**Set task**
Scan the material and copy every line in which "Documents" appears.

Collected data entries
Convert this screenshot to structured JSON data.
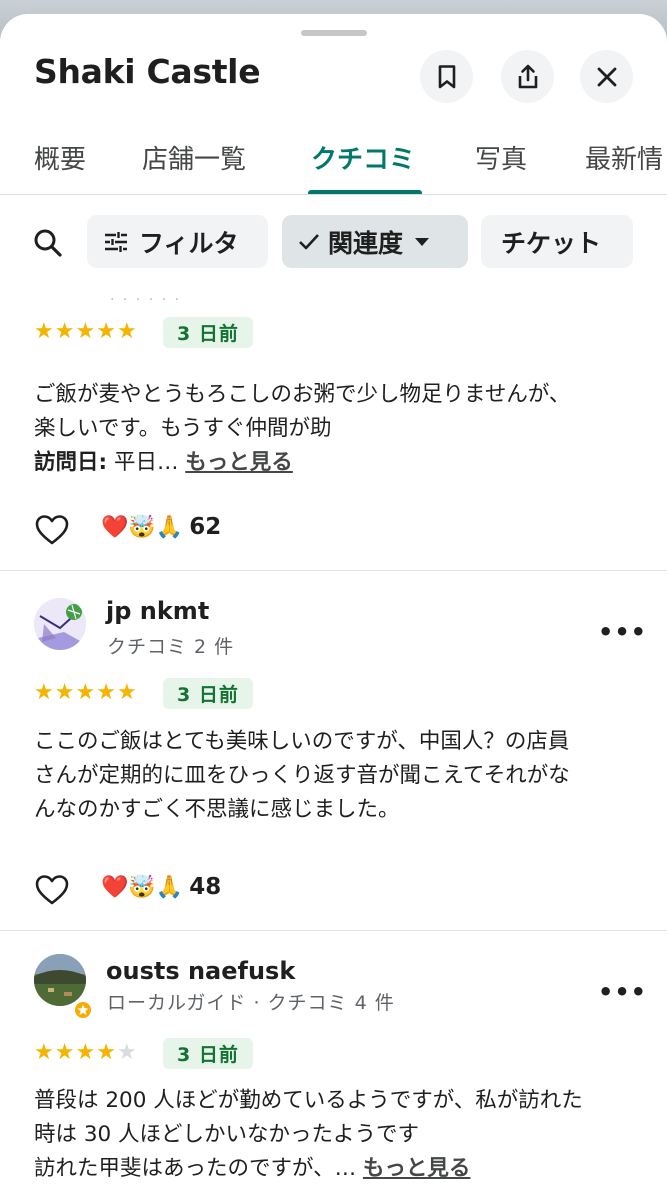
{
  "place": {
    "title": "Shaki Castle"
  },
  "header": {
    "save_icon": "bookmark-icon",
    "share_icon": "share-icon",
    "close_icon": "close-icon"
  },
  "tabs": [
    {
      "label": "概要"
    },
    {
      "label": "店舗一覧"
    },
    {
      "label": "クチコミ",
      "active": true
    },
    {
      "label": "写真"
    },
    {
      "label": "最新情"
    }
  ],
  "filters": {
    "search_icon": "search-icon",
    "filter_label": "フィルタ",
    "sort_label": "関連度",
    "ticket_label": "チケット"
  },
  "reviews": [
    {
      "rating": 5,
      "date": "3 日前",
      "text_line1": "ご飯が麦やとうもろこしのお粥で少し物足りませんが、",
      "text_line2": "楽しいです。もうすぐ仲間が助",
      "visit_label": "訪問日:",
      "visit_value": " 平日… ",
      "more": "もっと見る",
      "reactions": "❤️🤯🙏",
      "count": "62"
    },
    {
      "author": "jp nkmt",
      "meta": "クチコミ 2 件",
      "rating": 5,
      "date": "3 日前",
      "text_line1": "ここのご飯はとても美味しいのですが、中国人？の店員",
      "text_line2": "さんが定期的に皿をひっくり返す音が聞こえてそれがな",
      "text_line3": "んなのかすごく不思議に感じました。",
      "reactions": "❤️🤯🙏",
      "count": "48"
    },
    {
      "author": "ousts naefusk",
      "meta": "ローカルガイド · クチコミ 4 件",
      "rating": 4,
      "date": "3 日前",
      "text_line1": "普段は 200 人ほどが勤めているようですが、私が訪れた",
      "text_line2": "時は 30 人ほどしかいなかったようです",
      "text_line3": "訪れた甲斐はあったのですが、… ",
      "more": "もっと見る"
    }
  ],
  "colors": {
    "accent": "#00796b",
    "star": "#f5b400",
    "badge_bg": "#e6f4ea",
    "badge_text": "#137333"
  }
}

...

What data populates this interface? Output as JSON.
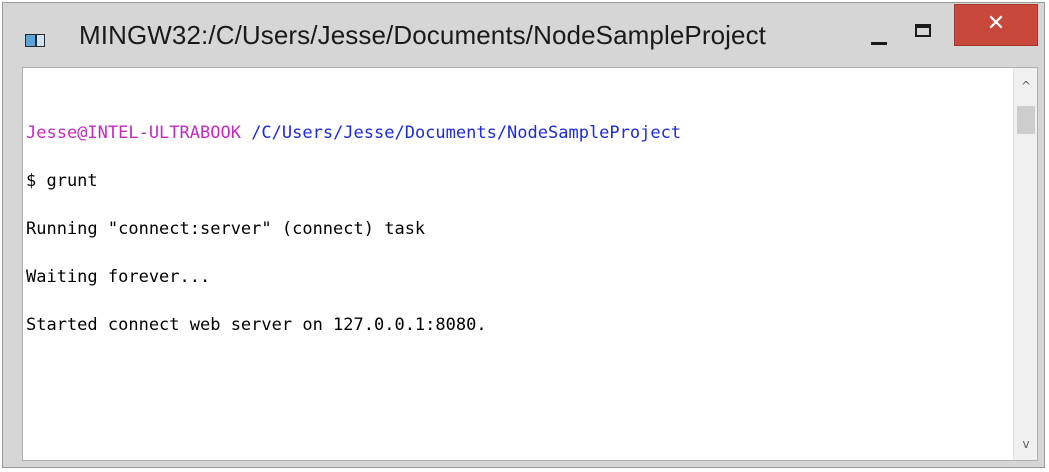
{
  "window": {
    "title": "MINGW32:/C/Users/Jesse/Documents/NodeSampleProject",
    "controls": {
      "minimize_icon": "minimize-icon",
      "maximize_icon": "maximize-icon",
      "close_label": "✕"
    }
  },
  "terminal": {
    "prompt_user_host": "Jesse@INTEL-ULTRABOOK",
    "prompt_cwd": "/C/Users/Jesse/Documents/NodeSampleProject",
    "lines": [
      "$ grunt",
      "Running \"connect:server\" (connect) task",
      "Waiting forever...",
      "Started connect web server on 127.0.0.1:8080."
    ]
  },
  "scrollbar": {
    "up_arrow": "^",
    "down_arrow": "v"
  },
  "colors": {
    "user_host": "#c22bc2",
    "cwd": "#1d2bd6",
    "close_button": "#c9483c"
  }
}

==

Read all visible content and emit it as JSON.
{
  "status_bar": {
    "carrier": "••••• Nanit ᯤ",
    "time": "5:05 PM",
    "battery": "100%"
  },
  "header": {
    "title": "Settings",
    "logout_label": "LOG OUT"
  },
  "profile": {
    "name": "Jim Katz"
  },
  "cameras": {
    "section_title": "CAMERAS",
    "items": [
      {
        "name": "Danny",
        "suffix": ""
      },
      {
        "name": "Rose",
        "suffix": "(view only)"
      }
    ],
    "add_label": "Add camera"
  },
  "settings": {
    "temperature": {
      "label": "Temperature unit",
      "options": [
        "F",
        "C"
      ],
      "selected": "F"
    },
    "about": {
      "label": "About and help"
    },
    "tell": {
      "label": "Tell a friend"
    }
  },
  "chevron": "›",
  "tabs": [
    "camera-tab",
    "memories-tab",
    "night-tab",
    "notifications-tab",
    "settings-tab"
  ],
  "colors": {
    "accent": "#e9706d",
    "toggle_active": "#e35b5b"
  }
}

**Written answer**
    "title": "MINGW32:/C/Users/Jesse/Documents/NodeSampleProject",
    "prompt_cwd": "/C/Users/Jesse/Documents/NodeSampleProject",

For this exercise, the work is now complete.